━━ Given records ━━

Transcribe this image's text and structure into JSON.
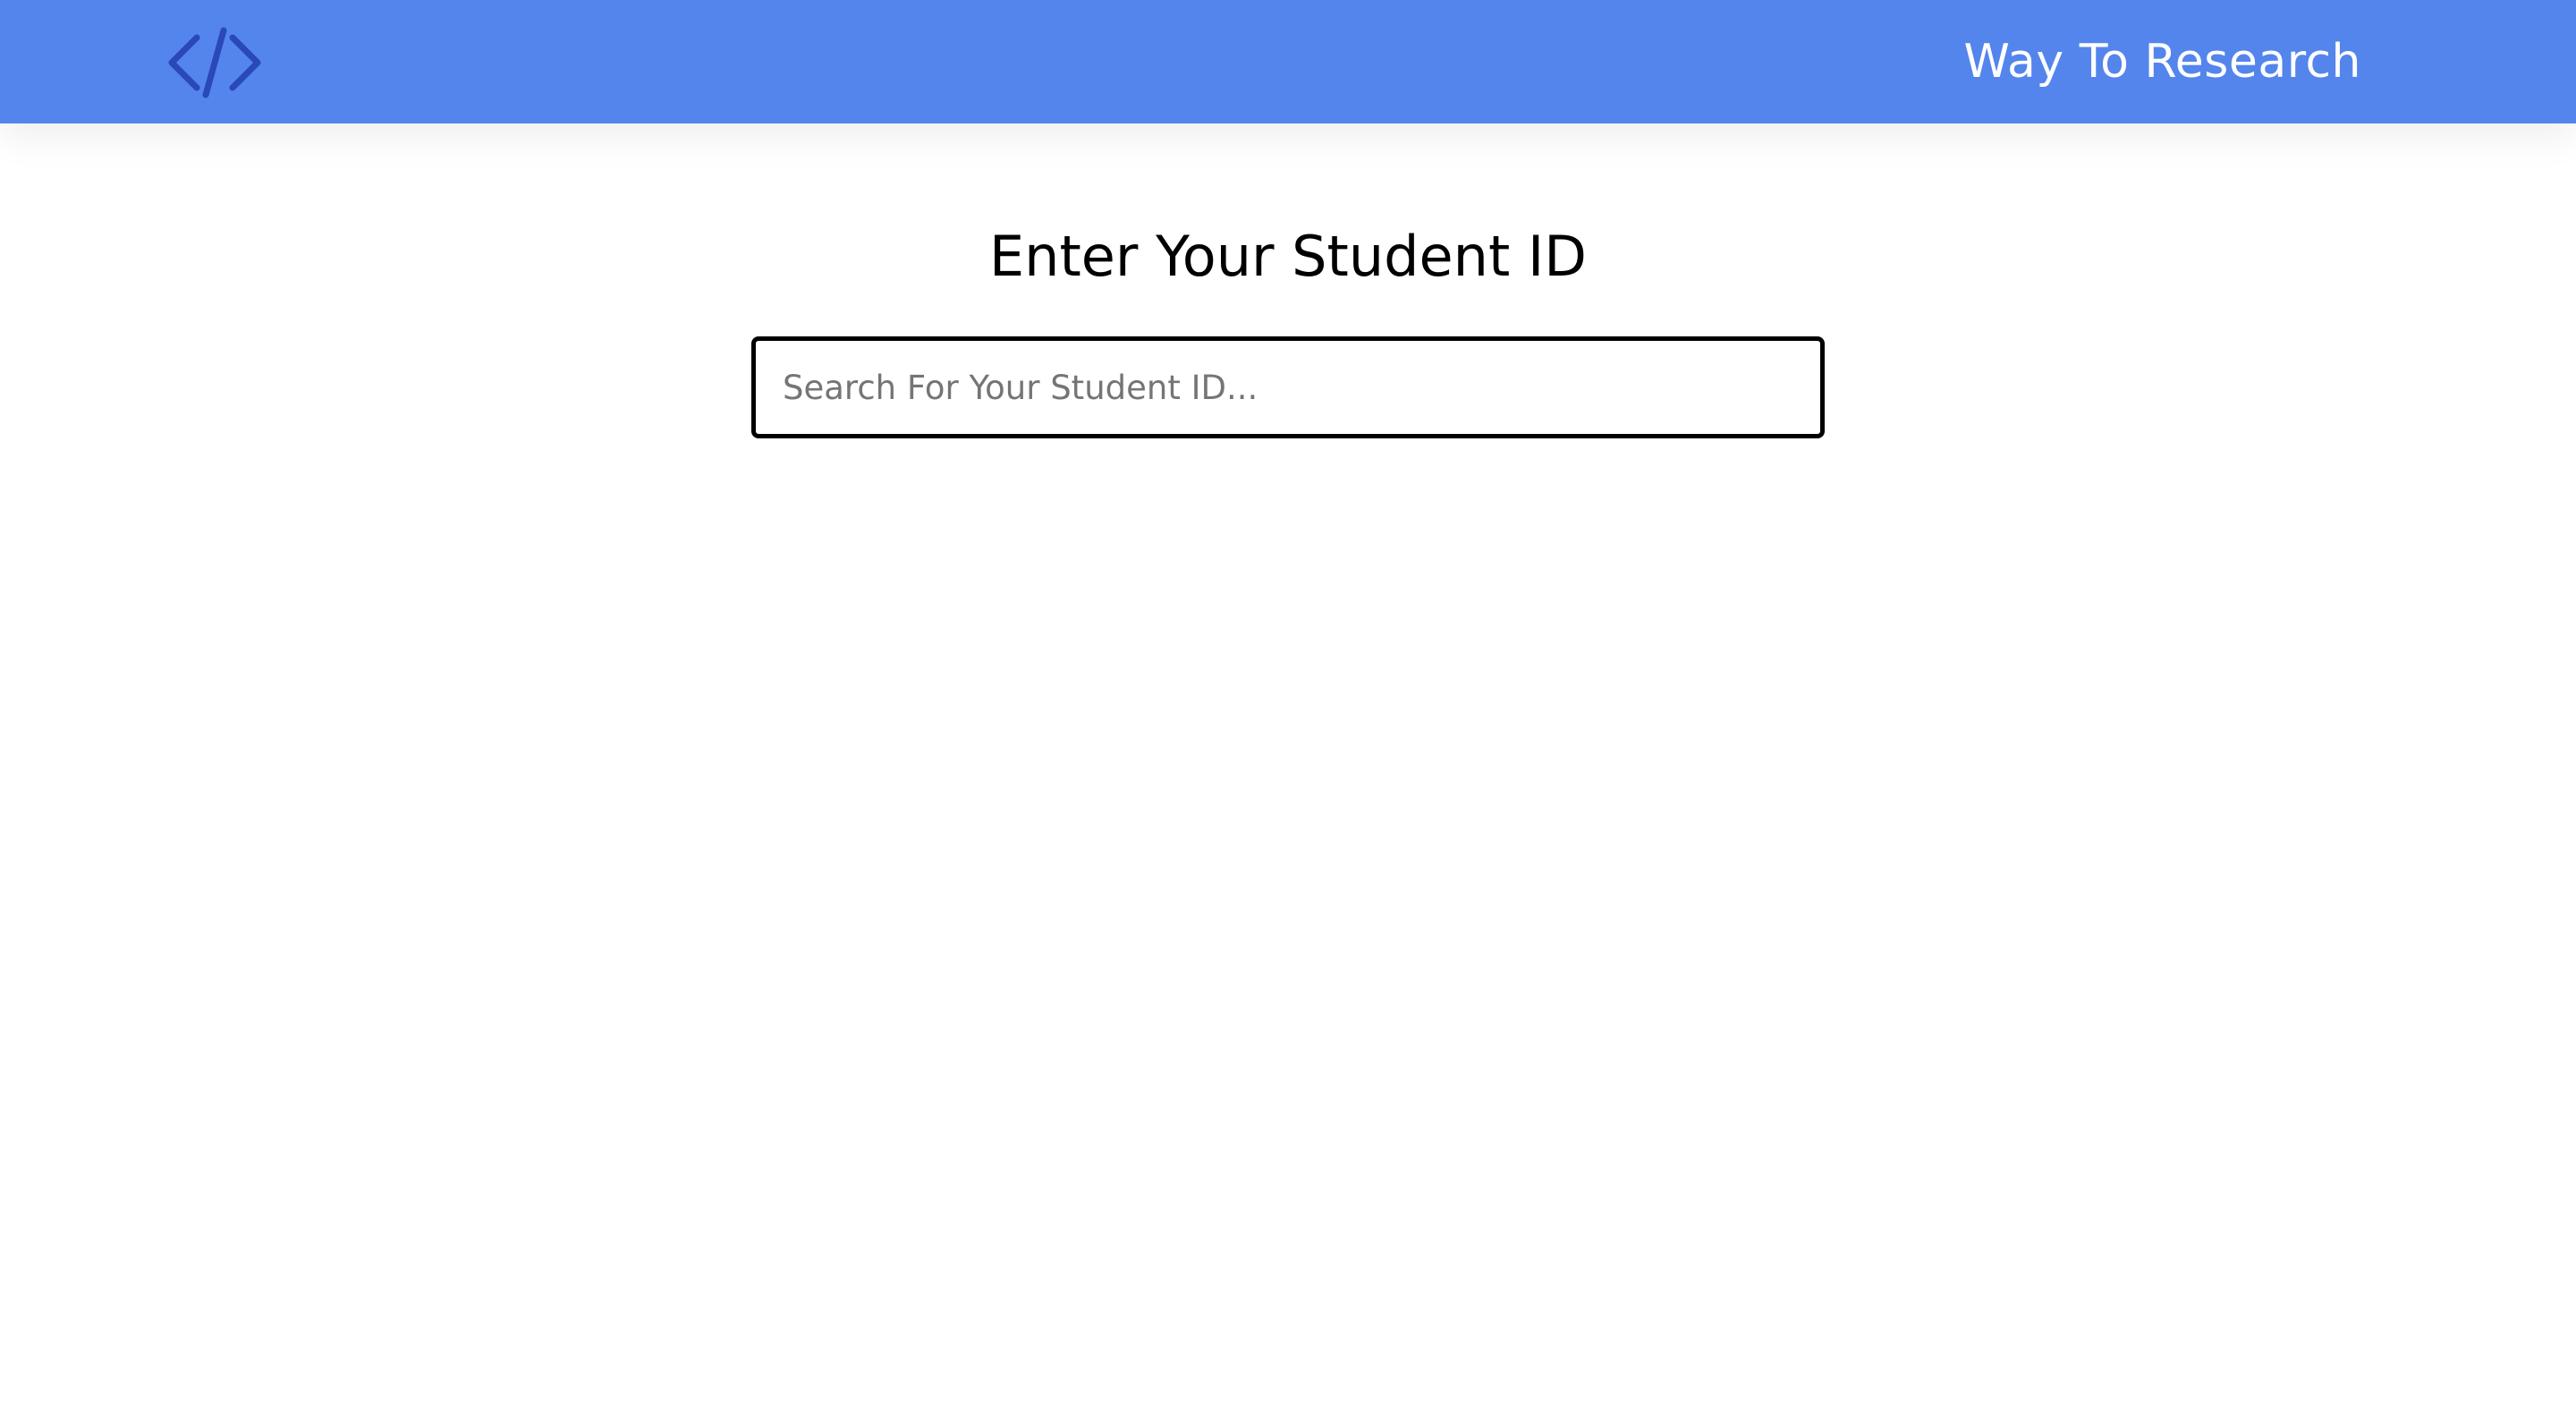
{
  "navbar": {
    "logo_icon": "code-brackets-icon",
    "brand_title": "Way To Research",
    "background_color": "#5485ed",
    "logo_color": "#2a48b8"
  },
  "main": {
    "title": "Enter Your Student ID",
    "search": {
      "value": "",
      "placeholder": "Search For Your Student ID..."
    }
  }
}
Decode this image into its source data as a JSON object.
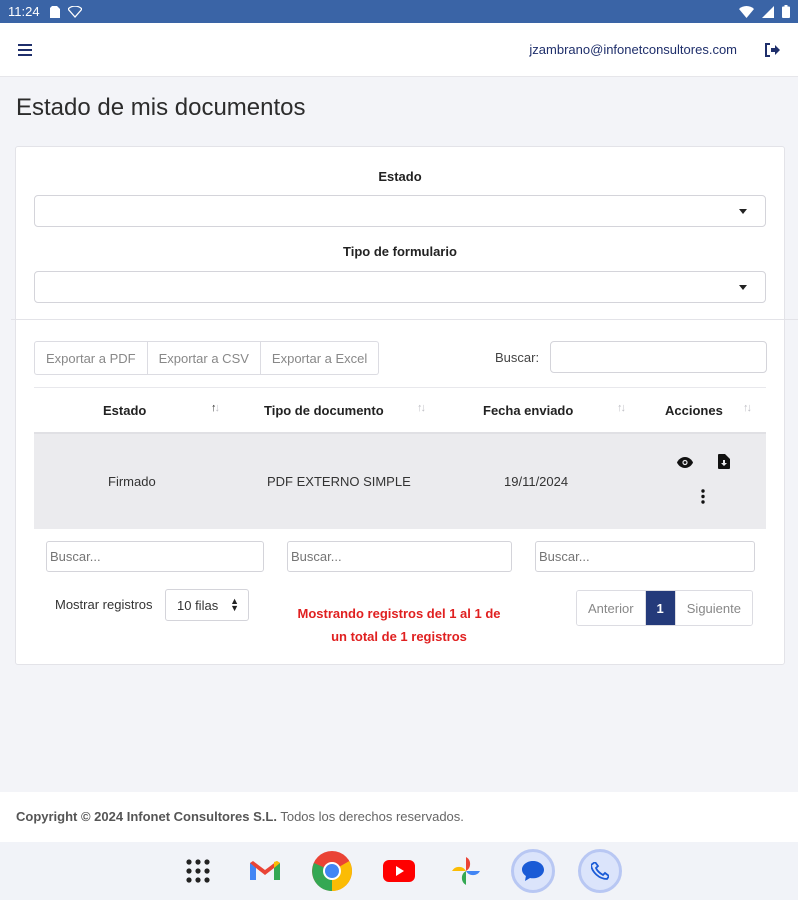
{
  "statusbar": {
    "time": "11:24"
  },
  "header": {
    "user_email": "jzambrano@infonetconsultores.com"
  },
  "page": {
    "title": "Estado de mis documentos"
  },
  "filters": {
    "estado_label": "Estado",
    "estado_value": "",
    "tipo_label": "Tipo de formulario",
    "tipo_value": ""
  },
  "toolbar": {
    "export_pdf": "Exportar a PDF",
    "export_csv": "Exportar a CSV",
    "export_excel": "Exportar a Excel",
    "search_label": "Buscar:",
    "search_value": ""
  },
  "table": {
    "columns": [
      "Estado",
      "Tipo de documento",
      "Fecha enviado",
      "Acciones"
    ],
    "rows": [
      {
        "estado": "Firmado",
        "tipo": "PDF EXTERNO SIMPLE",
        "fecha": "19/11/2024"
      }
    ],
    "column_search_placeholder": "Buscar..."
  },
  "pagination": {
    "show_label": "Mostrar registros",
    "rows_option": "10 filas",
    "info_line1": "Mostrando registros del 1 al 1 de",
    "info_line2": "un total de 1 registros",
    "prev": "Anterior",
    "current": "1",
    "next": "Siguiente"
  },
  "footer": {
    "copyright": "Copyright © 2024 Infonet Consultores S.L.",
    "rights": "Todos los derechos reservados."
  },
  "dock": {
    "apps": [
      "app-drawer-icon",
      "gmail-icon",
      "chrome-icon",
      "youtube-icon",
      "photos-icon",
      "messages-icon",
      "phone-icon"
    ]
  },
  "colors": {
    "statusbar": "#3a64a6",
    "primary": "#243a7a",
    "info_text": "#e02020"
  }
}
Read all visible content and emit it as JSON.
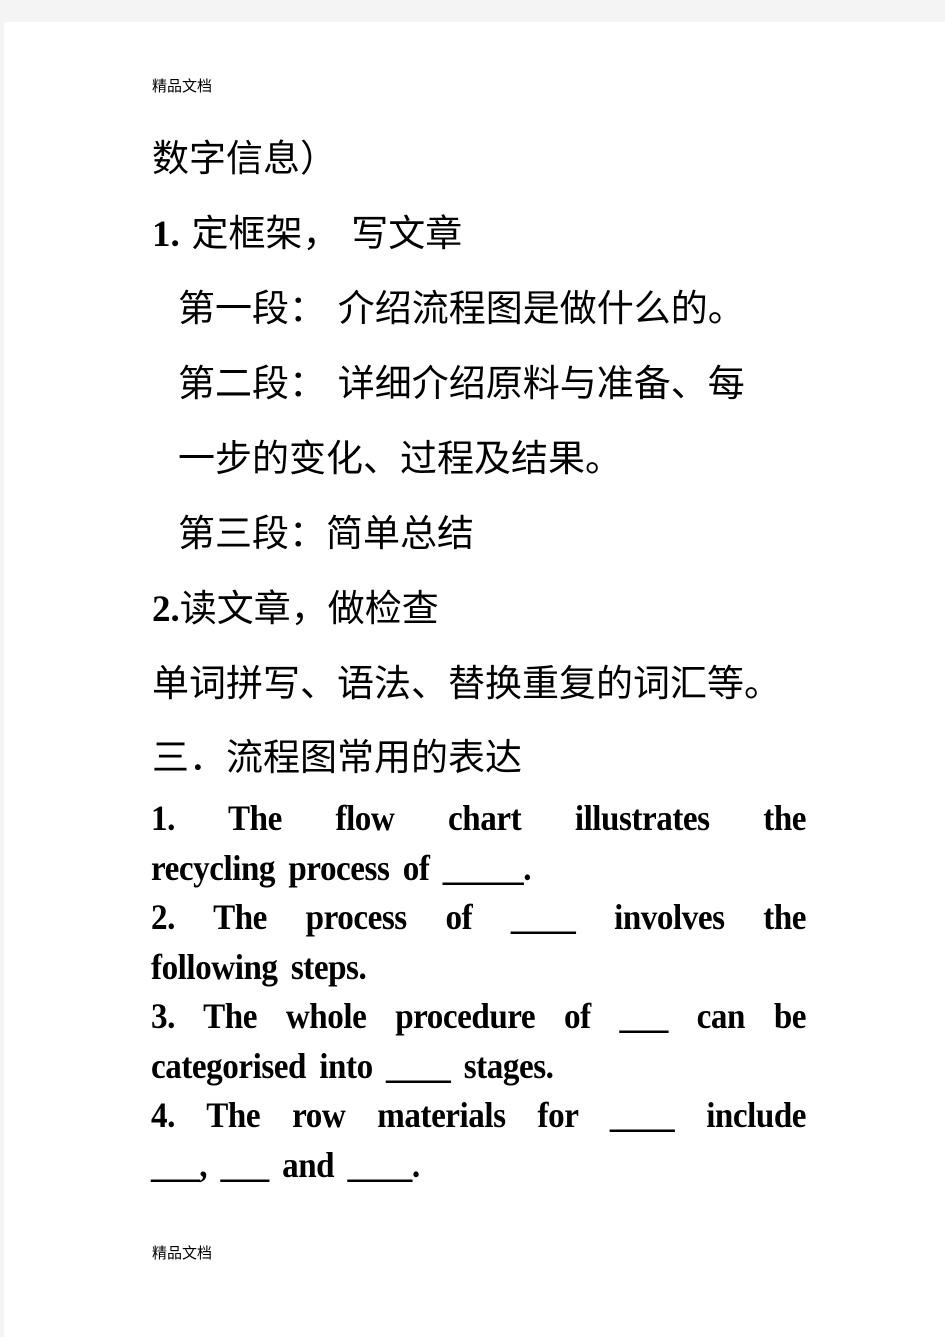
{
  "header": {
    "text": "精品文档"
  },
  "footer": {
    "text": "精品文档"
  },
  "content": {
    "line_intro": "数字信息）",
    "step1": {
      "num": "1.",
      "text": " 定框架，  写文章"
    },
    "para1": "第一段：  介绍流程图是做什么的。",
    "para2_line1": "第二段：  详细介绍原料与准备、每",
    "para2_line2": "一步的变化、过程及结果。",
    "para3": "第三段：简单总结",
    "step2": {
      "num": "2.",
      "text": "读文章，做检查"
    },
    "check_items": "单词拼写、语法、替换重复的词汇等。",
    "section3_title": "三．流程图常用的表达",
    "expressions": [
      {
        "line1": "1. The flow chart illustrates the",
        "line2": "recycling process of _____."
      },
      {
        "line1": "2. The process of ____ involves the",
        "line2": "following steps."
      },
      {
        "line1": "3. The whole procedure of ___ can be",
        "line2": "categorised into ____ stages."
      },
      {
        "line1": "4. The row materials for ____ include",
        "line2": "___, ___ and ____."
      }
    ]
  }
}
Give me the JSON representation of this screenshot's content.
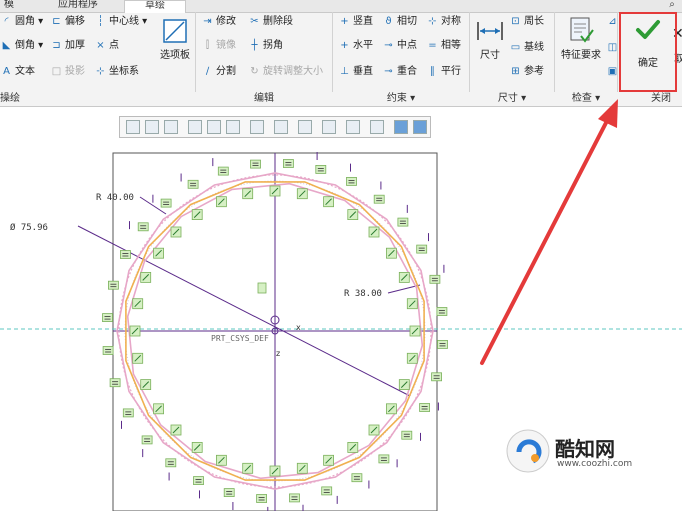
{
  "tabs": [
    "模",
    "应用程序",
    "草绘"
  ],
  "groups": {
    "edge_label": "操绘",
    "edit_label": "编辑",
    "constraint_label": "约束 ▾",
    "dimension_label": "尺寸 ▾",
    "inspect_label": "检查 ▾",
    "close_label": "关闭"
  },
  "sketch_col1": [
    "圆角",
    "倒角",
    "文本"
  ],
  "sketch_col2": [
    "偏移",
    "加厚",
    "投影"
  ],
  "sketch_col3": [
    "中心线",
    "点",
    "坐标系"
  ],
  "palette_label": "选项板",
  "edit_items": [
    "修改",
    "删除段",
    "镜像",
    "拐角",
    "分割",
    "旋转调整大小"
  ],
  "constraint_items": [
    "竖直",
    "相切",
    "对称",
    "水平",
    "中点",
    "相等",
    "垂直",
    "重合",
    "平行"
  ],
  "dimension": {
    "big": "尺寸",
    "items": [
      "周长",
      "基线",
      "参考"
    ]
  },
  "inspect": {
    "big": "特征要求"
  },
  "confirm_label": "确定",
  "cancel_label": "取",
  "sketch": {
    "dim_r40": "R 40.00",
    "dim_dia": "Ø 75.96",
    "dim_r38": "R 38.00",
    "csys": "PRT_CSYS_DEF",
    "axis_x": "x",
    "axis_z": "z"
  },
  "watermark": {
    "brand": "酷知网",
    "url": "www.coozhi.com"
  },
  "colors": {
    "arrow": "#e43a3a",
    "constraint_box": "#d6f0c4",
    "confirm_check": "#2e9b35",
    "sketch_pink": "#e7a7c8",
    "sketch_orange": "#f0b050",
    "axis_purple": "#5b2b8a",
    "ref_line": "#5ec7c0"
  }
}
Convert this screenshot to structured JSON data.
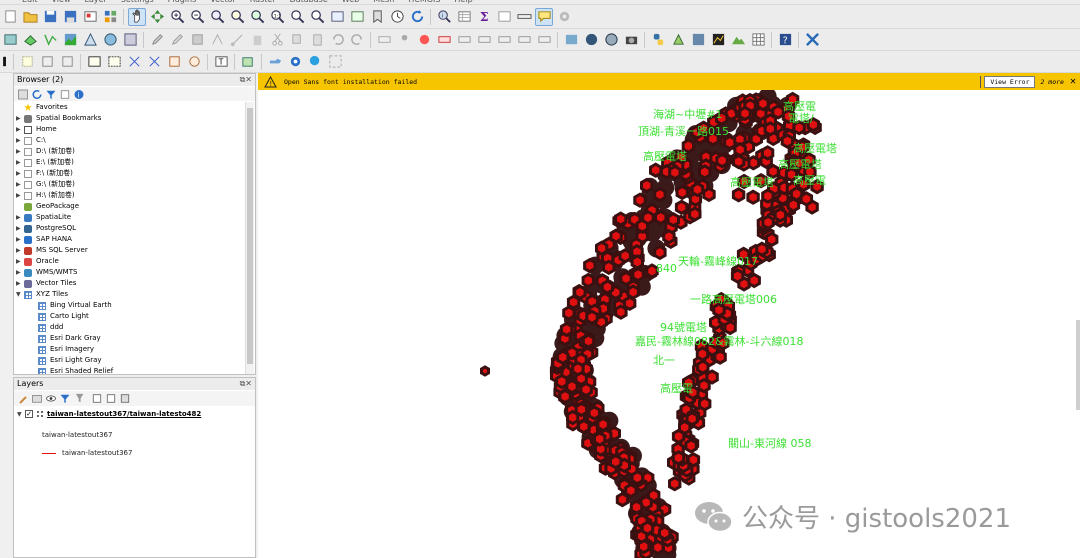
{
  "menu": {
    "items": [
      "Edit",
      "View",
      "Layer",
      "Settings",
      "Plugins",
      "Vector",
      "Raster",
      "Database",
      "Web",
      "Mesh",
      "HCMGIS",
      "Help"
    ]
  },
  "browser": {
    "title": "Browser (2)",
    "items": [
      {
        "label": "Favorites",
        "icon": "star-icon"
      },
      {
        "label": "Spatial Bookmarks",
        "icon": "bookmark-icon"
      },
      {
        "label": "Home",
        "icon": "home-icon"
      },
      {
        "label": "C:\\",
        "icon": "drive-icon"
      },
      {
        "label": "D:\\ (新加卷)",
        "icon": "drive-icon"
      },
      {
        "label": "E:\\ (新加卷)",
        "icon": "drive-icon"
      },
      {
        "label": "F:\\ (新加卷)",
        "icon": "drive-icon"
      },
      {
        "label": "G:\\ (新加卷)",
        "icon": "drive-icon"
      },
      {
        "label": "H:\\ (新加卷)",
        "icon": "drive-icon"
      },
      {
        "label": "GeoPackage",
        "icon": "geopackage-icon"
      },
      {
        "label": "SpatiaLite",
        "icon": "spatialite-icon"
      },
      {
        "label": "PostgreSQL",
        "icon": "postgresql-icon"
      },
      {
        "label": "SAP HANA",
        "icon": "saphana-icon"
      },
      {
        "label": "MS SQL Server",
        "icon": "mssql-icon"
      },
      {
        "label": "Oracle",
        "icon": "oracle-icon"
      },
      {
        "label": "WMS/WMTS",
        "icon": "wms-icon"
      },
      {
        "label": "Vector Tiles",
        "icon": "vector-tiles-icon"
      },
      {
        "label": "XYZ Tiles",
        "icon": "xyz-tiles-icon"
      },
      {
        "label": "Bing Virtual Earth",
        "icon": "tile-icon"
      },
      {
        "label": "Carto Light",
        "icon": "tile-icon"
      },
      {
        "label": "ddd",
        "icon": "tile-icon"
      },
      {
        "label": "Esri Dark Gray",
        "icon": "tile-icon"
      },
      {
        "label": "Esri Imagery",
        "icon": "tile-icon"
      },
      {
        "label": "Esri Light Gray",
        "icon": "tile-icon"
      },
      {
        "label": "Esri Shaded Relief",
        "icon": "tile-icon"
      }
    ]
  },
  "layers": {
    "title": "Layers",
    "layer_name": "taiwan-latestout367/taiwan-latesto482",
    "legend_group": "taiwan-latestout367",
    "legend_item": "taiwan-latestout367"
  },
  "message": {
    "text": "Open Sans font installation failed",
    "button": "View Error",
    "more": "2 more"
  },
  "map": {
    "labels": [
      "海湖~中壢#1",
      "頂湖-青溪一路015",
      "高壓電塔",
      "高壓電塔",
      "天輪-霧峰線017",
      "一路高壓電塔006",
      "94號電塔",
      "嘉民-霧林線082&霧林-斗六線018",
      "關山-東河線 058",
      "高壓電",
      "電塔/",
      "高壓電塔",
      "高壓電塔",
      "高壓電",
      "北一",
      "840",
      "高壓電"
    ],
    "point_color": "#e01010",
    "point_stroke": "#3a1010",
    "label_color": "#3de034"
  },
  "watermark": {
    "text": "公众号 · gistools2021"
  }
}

━━━

- [Goal]:
Gather every line from the listing above in which the word "screenshot" appears.

- [Exercise solution]:
Give me the JSON representation of this screenshot's content.
Convert this screenshot to structured JSON data.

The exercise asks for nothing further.